# [Input material]
::::::::::

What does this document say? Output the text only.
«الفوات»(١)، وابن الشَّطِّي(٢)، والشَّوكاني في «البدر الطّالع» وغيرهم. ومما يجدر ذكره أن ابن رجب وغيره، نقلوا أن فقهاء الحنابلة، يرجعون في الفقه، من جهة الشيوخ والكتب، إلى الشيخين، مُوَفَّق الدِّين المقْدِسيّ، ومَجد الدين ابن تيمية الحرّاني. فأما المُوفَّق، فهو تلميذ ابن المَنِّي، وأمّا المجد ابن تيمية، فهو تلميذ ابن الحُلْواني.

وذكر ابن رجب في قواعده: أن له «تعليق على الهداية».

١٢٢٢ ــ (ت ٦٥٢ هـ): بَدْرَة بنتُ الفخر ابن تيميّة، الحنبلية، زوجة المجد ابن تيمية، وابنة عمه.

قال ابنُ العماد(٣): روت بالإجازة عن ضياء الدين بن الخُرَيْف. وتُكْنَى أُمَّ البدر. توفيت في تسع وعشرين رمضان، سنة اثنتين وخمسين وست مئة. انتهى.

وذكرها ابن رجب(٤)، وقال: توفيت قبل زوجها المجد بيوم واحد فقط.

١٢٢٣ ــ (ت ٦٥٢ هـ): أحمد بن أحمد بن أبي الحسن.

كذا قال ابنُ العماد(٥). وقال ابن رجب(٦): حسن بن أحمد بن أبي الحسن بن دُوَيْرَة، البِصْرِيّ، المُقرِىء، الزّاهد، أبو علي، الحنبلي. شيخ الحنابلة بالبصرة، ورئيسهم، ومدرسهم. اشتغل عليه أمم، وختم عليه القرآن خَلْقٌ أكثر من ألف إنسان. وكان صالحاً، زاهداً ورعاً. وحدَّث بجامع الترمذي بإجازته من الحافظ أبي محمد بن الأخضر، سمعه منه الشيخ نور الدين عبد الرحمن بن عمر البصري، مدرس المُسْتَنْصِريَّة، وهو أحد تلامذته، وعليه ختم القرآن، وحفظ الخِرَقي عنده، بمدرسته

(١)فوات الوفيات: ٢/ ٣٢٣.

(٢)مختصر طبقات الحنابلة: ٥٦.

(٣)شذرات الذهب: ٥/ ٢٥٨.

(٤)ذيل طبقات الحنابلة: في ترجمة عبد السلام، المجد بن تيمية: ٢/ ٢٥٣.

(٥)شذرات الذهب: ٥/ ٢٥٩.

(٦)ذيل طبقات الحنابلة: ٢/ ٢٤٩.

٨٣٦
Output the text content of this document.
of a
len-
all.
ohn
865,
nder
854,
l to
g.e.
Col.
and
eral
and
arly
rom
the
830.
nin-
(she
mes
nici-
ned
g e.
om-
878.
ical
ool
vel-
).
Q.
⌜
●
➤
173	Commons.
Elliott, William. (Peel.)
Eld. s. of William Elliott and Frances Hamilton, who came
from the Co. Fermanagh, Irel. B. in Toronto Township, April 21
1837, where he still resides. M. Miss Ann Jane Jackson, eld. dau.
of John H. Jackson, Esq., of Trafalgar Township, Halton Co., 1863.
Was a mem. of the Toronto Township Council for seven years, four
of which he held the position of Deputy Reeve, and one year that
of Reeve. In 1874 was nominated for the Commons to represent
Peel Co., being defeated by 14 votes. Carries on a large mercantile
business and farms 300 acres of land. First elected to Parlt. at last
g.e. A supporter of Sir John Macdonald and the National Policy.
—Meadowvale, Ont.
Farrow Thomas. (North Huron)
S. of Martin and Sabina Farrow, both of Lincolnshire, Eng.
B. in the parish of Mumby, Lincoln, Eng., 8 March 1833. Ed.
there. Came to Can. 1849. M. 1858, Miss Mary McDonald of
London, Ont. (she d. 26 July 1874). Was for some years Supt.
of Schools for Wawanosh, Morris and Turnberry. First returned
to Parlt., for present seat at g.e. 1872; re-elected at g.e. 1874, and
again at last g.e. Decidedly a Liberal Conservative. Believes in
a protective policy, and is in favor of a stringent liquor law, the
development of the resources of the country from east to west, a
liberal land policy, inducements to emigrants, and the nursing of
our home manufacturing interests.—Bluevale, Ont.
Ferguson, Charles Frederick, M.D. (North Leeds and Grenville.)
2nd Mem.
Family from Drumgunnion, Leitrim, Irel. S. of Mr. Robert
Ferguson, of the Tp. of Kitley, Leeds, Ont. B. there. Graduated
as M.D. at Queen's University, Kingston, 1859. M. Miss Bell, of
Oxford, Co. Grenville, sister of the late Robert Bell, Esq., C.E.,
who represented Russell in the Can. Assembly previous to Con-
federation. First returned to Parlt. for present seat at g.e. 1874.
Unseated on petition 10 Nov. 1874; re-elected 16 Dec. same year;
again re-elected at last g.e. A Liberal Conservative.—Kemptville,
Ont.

::::::::::

Retype every entry word for word.

# [Complete output]
What does this document say? Output the text only.
«الفوات»(١)، وابن الشَّطِّي(٢)، والشَّوكاني في «البدر الطّالع» وغيرهم. ومما يجدر ذكره أن ابن رجب وغيره، نقلوا أن فقهاء الحنابلة، يرجعون في الفقه، من جهة الشيوخ والكتب، إلى الشيخين، مُوَفَّق الدِّين المقْدِسيّ، ومَجد الدين ابن تيمية الحرّاني. فأما المُوفَّق، فهو تلميذ ابن المَنِّي، وأمّا المجد ابن تيمية، فهو تلميذ ابن الحُلْواني.

وذكر ابن رجب في قواعده: أن له «تعليق على الهداية».

١٢٢٢ ــ (ت ٦٥٢ هـ): بَدْرَة بنتُ الفخر ابن تيميّة، الحنبلية، زوجة المجد ابن تيمية، وابنة عمه.

قال ابنُ العماد(٣): روت بالإجازة عن ضياء الدين بن الخُرَيْف. وتُكْنَى أُمَّ البدر. توفيت في تسع وعشرين رمضان، سنة اثنتين وخمسين وست مئة. انتهى.

وذكرها ابن رجب(٤)، وقال: توفيت قبل زوجها المجد بيوم واحد فقط.

١٢٢٣ ــ (ت ٦٥٢ هـ): أحمد بن أحمد بن أبي الحسن.

كذا قال ابنُ العماد(٥). وقال ابن رجب(٦): حسن بن أحمد بن أبي الحسن بن دُوَيْرَة، البِصْرِيّ، المُقرِىء، الزّاهد، أبو علي، الحنبلي. شيخ الحنابلة بالبصرة، ورئيسهم، ومدرسهم. اشتغل عليه أمم، وختم عليه القرآن خَلْقٌ أكثر من ألف إنسان. وكان صالحاً، زاهداً ورعاً. وحدَّث بجامع الترمذي بإجازته من الحافظ أبي محمد بن الأخضر، سمعه منه الشيخ نور الدين عبد الرحمن بن عمر البصري، مدرس المُسْتَنْصِريَّة، وهو أحد تلامذته، وعليه ختم القرآن، وحفظ الخِرَقي عنده، بمدرسته

(١)فوات الوفيات: ٢/ ٣٢٣.

(٢)مختصر طبقات الحنابلة: ٥٦.

(٣)شذرات الذهب: ٥/ ٢٥٨.

(٤)ذيل طبقات الحنابلة: في ترجمة عبد السلام، المجد بن تيمية: ٢/ ٢٥٣.

(٥)شذرات الذهب: ٥/ ٢٥٩.

(٦)ذيل طبقات الحنابلة: ٢/ ٢٤٩.

٨٣٦
Output the text content of this document.
of a
len-
all.
ohn
865,
nder
854,
l to
g.e.
Col.
and
eral
and
arly
rom
the
830.
nin-
(she
mes
nici-
ned
g e.
om-
878.
ical
ool
vel-
).
Q.
⌜
●
➤
173	Commons.
Elliott, William. (Peel.)
Eld. s. of William Elliott and Frances Hamilton, who came
from the Co. Fermanagh, Irel. B. in Toronto Township, April 21
1837, where he still resides. M. Miss Ann Jane Jackson, eld. dau.
of John H. Jackson, Esq., of Trafalgar Township, Halton Co., 1863.
Was a mem. of the Toronto Township Council for seven years, four
of which he held the position of Deputy Reeve, and one year that
of Reeve. In 1874 was nominated for the Commons to represent
Peel Co., being defeated by 14 votes. Carries on a large mercantile
business and farms 300 acres of land. First elected to Parlt. at last
g.e. A supporter of Sir John Macdonald and the National Policy.
—Meadowvale, Ont.
Farrow Thomas. (North Huron)
S. of Martin and Sabina Farrow, both of Lincolnshire, Eng.
B. in the parish of Mumby, Lincoln, Eng., 8 March 1833. Ed.
there. Came to Can. 1849. M. 1858, Miss Mary McDonald of
London, Ont. (she d. 26 July 1874). Was for some years Supt.
of Schools for Wawanosh, Morris and Turnberry. First returned
to Parlt., for present seat at g.e. 1872; re-elected at g.e. 1874, and
again at last g.e. Decidedly a Liberal Conservative. Believes in
a protective policy, and is in favor of a stringent liquor law, the
development of the resources of the country from east to west, a
liberal land policy, inducements to emigrants, and the nursing of
our home manufacturing interests.—Bluevale, Ont.
Ferguson, Charles Frederick, M.D. (North Leeds and Grenville.)
2nd Mem.
Family from Drumgunnion, Leitrim, Irel. S. of Mr. Robert
Ferguson, of the Tp. of Kitley, Leeds, Ont. B. there. Graduated
as M.D. at Queen's University, Kingston, 1859. M. Miss Bell, of
Oxford, Co. Grenville, sister of the late Robert Bell, Esq., C.E.,
who represented Russell in the Can. Assembly previous to Con-
federation. First returned to Parlt. for present seat at g.e. 1874.
Unseated on petition 10 Nov. 1874; re-elected 16 Dec. same year;
again re-elected at last g.e. A Liberal Conservative.—Kemptville,
Ont.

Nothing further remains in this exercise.